Recorded data

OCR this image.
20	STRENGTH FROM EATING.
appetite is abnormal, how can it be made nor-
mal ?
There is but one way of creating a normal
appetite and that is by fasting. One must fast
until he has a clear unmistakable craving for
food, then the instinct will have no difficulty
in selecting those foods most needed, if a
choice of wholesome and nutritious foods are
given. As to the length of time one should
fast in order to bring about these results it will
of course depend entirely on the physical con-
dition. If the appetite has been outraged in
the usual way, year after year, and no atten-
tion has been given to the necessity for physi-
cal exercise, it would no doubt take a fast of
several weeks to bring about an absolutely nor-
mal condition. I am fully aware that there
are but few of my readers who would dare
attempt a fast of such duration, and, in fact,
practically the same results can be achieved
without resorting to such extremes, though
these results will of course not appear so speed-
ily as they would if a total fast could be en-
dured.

**WHAT IS REQUIRED:** Reproduce the complete data exactly as presented above.

**FINISHED EXERCISE:**
OCR this image.
20	STRENGTH FROM EATING.
appetite is abnormal, how can it be made nor-
mal ?
There is but one way of creating a normal
appetite and that is by fasting. One must fast
until he has a clear unmistakable craving for
food, then the instinct will have no difficulty
in selecting those foods most needed, if a
choice of wholesome and nutritious foods are
given. As to the length of time one should
fast in order to bring about these results it will
of course depend entirely on the physical con-
dition. If the appetite has been outraged in
the usual way, year after year, and no atten-
tion has been given to the necessity for physi-
cal exercise, it would no doubt take a fast of
several weeks to bring about an absolutely nor-
mal condition. I am fully aware that there
are but few of my readers who would dare
attempt a fast of such duration, and, in fact,
practically the same results can be achieved
without resorting to such extremes, though
these results will of course not appear so speed-
ily as they would if a total fast could be en-
dured.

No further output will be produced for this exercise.